Data shown –
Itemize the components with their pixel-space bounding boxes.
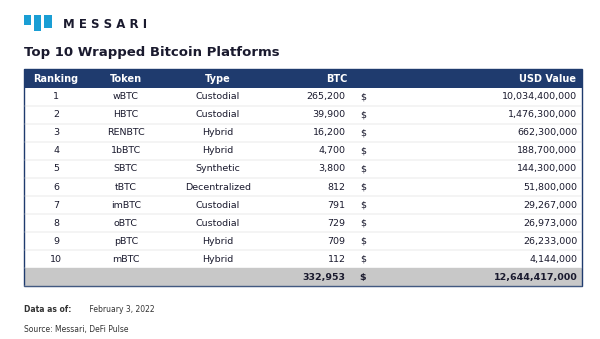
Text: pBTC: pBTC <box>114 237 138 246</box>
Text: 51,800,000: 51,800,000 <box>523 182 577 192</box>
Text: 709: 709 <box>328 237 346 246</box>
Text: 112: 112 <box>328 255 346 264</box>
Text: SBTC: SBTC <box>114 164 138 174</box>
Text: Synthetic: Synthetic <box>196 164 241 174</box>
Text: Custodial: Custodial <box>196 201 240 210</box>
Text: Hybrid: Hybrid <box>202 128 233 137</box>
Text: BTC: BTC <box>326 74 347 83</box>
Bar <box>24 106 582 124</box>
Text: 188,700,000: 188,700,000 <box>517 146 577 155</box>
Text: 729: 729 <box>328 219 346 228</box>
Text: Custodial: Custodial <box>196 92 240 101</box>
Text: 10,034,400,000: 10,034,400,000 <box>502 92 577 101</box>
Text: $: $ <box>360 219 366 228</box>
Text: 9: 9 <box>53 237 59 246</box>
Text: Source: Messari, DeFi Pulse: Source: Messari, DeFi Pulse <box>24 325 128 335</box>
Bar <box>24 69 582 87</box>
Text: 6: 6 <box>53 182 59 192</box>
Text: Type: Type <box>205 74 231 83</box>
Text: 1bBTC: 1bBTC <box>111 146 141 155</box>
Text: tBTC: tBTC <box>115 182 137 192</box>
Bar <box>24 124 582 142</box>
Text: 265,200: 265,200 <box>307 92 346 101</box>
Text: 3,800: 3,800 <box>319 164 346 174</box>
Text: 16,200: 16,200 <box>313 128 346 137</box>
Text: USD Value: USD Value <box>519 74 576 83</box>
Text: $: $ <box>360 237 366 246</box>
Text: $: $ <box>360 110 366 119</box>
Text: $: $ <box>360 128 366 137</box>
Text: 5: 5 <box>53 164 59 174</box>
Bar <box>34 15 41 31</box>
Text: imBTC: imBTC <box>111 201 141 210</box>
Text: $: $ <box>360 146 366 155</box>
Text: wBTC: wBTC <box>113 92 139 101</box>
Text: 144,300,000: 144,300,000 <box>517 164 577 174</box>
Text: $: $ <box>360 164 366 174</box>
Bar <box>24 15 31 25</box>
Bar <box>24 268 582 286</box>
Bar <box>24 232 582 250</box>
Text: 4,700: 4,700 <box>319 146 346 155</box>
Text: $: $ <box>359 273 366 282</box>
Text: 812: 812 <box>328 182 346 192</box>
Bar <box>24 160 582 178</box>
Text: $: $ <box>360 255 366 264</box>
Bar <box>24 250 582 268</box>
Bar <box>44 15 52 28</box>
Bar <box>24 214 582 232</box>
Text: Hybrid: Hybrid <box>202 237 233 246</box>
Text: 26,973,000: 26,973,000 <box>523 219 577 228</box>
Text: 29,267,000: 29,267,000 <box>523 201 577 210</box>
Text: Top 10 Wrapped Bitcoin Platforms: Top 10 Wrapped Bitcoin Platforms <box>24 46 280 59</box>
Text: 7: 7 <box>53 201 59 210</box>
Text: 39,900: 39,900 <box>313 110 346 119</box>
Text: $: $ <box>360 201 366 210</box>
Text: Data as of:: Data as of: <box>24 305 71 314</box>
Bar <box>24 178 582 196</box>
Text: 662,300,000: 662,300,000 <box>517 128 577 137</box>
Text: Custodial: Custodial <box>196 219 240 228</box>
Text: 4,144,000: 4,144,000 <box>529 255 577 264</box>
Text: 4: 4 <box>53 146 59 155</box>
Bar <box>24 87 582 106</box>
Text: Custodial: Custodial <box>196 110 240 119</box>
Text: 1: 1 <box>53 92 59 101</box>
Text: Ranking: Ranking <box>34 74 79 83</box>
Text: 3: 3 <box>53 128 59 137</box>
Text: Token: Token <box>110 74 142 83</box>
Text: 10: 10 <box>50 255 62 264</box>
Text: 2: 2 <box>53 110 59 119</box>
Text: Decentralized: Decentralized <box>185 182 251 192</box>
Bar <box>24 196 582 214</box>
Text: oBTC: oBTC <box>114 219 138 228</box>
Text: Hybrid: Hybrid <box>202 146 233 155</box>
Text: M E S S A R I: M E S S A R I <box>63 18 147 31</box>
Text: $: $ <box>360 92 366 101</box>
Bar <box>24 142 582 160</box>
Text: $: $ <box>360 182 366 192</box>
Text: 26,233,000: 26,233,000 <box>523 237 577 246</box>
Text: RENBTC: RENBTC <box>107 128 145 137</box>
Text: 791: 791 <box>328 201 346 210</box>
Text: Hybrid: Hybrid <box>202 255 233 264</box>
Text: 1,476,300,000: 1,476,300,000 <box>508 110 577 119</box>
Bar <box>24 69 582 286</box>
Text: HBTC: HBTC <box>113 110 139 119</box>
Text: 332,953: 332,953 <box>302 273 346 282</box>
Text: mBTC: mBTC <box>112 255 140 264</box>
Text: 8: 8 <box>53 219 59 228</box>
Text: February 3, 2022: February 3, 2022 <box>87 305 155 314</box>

Task statement – Pick out every line in the records above that contains the word "Custodial", matching its case exactly, and copy each one.

Exercise response –
Text: Custodial: Custodial <box>196 201 240 210</box>
Text: Custodial: Custodial <box>196 92 240 101</box>
Text: Custodial: Custodial <box>196 219 240 228</box>
Text: Custodial: Custodial <box>196 110 240 119</box>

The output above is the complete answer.